_Given request_
Write out all the material exactly. Leave nothing out.

_Dataset content_
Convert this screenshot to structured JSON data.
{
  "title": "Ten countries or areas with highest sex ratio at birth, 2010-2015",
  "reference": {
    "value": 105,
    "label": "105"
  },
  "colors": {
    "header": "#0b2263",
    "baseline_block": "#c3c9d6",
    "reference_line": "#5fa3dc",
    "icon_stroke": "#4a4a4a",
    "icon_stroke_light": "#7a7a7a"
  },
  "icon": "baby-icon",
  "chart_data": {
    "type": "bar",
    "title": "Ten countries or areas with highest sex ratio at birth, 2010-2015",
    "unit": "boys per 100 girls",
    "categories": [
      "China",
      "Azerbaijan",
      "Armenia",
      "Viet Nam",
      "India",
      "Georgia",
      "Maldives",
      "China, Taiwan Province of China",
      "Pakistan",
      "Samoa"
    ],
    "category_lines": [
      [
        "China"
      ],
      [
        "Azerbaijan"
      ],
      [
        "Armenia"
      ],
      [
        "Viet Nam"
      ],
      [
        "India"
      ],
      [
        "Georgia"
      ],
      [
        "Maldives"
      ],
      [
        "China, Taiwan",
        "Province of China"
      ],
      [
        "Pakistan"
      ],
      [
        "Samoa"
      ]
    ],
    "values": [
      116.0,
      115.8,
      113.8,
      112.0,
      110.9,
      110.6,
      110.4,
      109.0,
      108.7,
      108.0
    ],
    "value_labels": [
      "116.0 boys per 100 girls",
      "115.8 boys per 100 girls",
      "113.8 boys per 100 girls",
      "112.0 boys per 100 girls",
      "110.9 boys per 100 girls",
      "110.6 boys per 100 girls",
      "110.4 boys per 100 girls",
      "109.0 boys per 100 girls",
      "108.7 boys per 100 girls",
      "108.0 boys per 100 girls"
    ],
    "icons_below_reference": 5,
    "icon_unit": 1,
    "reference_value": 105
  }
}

_Solution for this exercise_
Convert this screenshot to structured JSON data.
{
  "title": "Ten countries or areas with highest sex ratio at birth, 2010-2015",
  "reference": {
    "value": 105,
    "label": "105"
  },
  "colors": {
    "header": "#0b2263",
    "baseline_block": "#c3c9d6",
    "reference_line": "#5fa3dc",
    "icon_stroke": "#4a4a4a",
    "icon_stroke_light": "#7a7a7a"
  },
  "icon": "baby-icon",
  "chart_data": {
    "type": "bar",
    "title": "Ten countries or areas with highest sex ratio at birth, 2010-2015",
    "unit": "boys per 100 girls",
    "categories": [
      "China",
      "Azerbaijan",
      "Armenia",
      "Viet Nam",
      "India",
      "Georgia",
      "Maldives",
      "China, Taiwan Province of China",
      "Pakistan",
      "Samoa"
    ],
    "category_lines": [
      [
        "China"
      ],
      [
        "Azerbaijan"
      ],
      [
        "Armenia"
      ],
      [
        "Viet Nam"
      ],
      [
        "India"
      ],
      [
        "Georgia"
      ],
      [
        "Maldives"
      ],
      [
        "China, Taiwan",
        "Province of China"
      ],
      [
        "Pakistan"
      ],
      [
        "Samoa"
      ]
    ],
    "values": [
      116.0,
      115.8,
      113.8,
      112.0,
      110.9,
      110.6,
      110.4,
      109.0,
      108.7,
      108.0
    ],
    "value_labels": [
      "116.0 boys per 100 girls",
      "115.8 boys per 100 girls",
      "113.8 boys per 100 girls",
      "112.0 boys per 100 girls",
      "110.9 boys per 100 girls",
      "110.6 boys per 100 girls",
      "110.4 boys per 100 girls",
      "109.0 boys per 100 girls",
      "108.7 boys per 100 girls",
      "108.0 boys per 100 girls"
    ],
    "icons_below_reference": 5,
    "icon_unit": 1,
    "reference_value": 105
  }
}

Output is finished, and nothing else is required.